» **DATASET ENTRIES**:
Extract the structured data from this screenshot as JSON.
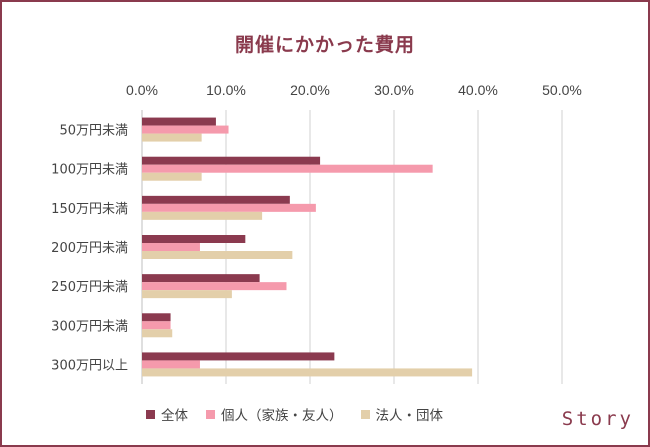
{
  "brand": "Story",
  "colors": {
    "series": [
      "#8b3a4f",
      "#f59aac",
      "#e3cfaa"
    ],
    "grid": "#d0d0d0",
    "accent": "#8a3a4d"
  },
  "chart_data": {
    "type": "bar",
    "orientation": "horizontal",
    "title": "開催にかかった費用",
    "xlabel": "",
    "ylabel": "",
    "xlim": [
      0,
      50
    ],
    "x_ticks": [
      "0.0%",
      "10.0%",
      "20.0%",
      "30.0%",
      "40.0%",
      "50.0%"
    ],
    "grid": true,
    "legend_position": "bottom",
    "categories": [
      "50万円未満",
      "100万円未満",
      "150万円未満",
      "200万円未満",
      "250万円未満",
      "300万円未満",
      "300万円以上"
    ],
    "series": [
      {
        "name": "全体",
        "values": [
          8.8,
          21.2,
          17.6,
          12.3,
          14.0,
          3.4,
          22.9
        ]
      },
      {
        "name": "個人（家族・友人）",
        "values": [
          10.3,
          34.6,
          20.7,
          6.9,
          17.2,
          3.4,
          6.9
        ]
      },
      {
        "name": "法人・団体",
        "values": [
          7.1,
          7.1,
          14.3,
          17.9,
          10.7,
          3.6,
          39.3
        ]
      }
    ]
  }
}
---
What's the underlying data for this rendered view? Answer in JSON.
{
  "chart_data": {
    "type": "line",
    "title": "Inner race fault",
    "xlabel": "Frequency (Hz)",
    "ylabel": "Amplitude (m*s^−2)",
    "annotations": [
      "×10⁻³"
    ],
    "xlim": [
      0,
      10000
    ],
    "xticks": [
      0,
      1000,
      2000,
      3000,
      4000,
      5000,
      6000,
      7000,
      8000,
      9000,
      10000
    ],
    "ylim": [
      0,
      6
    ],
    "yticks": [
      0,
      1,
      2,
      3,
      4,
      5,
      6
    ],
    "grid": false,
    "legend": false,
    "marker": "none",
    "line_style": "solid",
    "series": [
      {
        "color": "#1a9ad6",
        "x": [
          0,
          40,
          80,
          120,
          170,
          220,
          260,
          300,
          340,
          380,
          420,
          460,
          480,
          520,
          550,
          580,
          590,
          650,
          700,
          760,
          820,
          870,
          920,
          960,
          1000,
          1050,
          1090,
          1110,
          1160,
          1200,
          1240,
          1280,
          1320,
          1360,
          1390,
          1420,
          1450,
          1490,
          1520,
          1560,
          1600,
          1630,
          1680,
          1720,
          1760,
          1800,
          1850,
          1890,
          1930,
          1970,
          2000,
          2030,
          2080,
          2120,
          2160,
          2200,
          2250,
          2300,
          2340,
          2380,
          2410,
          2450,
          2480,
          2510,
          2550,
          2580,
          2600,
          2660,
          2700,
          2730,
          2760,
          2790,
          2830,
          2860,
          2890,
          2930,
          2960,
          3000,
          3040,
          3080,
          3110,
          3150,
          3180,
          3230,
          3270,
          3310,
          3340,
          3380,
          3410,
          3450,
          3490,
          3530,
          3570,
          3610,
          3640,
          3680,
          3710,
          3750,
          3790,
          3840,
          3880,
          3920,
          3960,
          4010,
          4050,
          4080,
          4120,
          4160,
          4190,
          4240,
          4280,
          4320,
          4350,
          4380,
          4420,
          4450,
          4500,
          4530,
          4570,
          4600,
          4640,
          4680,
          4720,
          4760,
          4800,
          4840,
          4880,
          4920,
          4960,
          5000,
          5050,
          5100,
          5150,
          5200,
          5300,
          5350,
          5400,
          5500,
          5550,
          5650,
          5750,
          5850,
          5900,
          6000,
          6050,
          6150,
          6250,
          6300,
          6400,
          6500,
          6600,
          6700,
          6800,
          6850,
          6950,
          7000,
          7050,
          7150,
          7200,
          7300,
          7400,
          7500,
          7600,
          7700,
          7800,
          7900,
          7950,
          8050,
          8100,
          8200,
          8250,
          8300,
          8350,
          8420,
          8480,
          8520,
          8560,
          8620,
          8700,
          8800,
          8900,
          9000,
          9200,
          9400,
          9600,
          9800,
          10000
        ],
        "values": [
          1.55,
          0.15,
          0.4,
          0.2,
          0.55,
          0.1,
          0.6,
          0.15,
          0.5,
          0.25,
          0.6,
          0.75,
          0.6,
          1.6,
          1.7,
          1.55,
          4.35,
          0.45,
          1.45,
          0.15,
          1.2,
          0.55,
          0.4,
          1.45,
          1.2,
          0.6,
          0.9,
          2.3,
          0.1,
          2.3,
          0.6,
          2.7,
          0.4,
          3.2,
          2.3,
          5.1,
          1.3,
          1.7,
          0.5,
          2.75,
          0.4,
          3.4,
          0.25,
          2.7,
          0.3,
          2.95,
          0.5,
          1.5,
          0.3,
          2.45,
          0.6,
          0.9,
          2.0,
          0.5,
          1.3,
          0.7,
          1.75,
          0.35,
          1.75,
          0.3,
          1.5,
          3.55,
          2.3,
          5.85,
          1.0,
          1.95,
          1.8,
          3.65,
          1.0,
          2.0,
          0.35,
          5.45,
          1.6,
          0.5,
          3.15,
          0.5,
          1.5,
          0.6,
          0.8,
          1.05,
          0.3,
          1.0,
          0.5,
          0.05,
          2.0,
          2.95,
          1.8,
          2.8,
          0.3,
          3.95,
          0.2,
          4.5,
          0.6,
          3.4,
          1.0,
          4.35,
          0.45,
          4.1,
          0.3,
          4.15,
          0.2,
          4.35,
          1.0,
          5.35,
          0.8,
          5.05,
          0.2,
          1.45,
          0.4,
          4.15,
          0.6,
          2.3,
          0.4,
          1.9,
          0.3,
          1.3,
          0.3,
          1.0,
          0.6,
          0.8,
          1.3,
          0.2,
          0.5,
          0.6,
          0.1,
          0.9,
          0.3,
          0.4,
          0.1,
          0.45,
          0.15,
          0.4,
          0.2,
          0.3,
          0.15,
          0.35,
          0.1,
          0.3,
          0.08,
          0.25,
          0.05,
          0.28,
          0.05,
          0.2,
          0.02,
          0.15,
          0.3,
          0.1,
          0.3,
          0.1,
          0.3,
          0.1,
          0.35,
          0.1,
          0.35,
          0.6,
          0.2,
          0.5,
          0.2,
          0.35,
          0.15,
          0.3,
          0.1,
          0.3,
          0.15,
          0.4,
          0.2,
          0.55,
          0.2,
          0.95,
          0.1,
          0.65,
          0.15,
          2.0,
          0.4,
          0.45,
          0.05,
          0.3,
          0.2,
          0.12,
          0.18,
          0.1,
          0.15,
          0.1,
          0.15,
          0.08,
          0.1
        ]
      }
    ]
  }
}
--
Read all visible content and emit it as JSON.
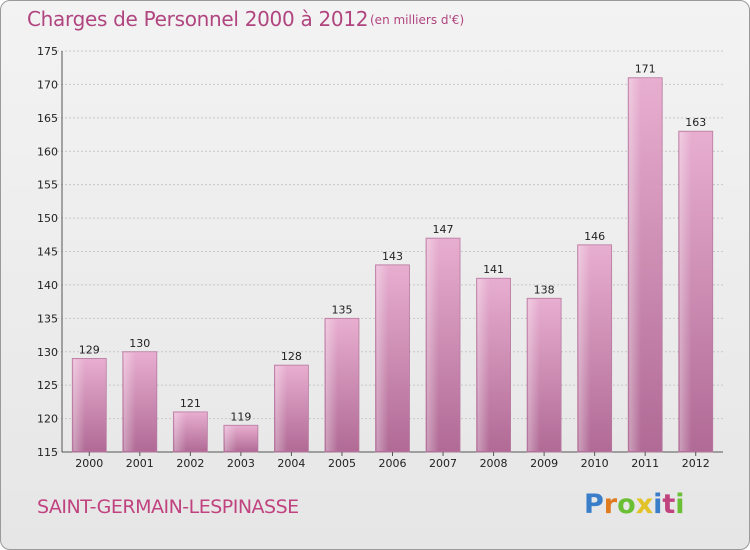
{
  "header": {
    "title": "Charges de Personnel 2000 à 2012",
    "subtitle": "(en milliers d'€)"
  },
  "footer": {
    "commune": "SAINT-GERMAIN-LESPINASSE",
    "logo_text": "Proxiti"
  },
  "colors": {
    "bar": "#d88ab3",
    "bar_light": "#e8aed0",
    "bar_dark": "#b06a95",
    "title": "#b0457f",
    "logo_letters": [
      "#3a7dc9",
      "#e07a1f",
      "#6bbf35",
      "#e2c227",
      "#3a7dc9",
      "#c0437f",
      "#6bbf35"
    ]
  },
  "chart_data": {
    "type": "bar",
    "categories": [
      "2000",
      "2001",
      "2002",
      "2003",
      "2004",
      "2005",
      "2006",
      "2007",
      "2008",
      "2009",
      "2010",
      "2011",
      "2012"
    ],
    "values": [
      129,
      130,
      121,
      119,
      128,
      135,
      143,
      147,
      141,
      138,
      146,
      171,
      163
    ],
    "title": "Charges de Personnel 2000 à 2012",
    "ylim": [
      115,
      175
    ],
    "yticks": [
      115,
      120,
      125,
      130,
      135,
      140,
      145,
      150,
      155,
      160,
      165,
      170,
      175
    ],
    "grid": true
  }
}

» **TASK TO CARRY OUT**:
Gather each line that holds "grid".

» **ANSWER FOR THE TASK**:
    "grid": "#d0d0d0",
    "grid": true,
    "grid": false,
    "grid": true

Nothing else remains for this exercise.